14 The respondent's evidence was that she saw a car, which was the car being driven by Mr Rahnoma, which appeared to be going faster than the speed limit on that stretch of road, which was 60 km/hr. She knew that that was the case because there is a 60 km/hr speed zone at the beginning of Muchea South Road as cars entered into that road, and that speed zone continued until two signs indicated that cars were then entering into a 90 km/hr zone.

15 According to the respondent's evidence, the 90 km/hr zone was 405 m from where the police car was parked. The respondent said she knew that because they had parked in the same spot before and used the LTI 20/20 on numerous occasions to measure the distance from the car to the sign.

16 The respondent said she pointed the LTI 20/20 at the car when it passed them and it gave a reading of 77 km/hr. The distance between the car and the police car was measured by the LTI 20/20 as being 177 m. The respondent's evidence was that she then drove the police car in pursuit of the other car and pulled the car over. Mr Rahnoma was the driver.

___

### Problems and tasks
1. According to the excerpted passage, what speed did the LTI 20/20 record for the car?
2. In the excerpted passage, repeat the stretch from "14 The respondent's" through "to the sign.", swapping "police car" for "patrol car".
3. Condense the paragraph of the excerpted passage that begins "The respondent said she pointed the LTI 20/20" into a shorter version that keeps its main facts.

[Records from a collection]
___

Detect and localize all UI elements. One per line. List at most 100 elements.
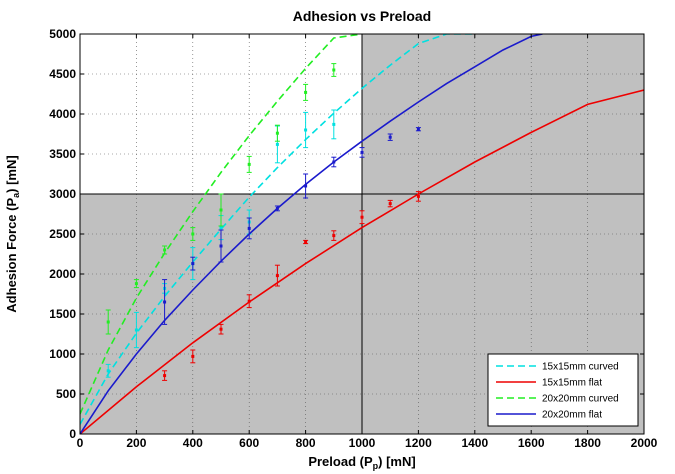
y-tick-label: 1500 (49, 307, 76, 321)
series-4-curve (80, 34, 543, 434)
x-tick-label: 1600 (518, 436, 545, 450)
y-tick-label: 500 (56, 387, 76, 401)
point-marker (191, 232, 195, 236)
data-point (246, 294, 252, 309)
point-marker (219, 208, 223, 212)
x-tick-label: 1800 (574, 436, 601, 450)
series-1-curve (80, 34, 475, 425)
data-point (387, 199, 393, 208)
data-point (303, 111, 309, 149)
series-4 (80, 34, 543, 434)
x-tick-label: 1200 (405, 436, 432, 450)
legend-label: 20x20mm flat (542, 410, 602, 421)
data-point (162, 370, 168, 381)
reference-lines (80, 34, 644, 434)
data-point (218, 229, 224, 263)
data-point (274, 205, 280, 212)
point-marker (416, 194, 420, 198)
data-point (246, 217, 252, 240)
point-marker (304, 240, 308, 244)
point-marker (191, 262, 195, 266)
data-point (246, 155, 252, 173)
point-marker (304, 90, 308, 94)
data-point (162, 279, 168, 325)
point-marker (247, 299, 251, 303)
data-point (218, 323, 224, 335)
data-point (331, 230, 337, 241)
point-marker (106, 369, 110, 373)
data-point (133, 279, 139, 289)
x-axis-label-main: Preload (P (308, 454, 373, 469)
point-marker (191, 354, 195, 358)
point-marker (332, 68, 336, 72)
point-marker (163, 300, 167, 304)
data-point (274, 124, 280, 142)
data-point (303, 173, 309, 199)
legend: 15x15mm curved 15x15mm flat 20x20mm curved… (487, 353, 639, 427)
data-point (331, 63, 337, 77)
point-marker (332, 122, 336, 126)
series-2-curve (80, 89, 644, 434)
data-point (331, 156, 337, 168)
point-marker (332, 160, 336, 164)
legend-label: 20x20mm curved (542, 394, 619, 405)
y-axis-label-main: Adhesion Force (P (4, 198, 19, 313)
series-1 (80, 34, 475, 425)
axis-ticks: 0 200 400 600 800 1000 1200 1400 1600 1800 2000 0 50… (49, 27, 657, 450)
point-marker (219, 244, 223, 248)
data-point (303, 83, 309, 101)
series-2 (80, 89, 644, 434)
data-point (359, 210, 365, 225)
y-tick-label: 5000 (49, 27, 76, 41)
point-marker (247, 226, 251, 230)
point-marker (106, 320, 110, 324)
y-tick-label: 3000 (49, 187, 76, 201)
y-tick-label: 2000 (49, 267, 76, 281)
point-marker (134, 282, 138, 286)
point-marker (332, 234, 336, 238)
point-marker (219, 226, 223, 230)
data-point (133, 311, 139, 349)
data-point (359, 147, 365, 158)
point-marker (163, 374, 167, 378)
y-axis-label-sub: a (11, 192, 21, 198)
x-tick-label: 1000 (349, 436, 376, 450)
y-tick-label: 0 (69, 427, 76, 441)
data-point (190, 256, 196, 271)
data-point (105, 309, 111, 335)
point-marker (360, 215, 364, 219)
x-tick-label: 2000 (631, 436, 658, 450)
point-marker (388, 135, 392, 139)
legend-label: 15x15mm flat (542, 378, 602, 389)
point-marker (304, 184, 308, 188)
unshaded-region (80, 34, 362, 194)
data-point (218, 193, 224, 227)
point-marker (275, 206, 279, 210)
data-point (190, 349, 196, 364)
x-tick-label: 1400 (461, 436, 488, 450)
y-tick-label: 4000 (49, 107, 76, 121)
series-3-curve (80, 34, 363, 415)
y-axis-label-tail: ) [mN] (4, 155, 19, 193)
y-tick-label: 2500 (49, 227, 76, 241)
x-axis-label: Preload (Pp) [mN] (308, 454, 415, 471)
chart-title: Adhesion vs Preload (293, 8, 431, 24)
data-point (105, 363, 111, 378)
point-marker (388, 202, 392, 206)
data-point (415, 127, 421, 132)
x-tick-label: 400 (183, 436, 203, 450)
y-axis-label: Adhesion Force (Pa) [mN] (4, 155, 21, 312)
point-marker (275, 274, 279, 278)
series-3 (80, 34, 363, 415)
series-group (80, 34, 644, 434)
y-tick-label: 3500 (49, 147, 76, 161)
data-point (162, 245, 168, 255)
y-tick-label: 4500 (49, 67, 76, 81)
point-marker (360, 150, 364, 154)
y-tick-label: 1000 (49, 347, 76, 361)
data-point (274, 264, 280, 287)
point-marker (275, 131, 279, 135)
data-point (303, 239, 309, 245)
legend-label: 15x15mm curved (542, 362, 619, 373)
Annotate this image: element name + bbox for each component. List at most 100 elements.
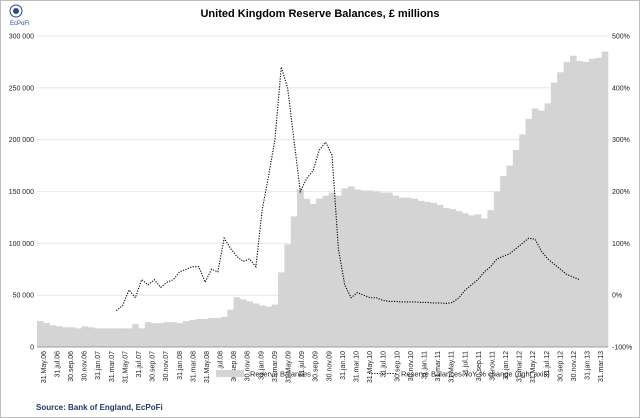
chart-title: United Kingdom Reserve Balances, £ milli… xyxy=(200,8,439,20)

___

### Answers provided
1. 77 km/hr

2.
14 The respondent's evidence was that she saw a car, which was the car being driven by Mr Rahnoma, which appeared to be going faster than the speed limit on that stretch of road, which was 60 km/hr. She knew that that was the case because there is a 60 km/hr speed zone at the beginning of Muchea South Road as cars entered into that road, and that speed zone continued until two signs indicated that cars were then entering into a 90 km/hr zone.

15 According to the respondent's evidence, the 90 km/hr zone was 405 m from where the patrol car was parked. The respondent said she knew that because they had parked in the same spot before and used the LTI 20/20 on numerous occasions to measure the distance from the car to the sign.

3. The respondent aimed the LTI 20/20 at the passing car, which gave a reading of 77 km/hr at a measured distance of 177 m. She then pursued it in the police car and pulled it over. Mr Rahnoma was the driver.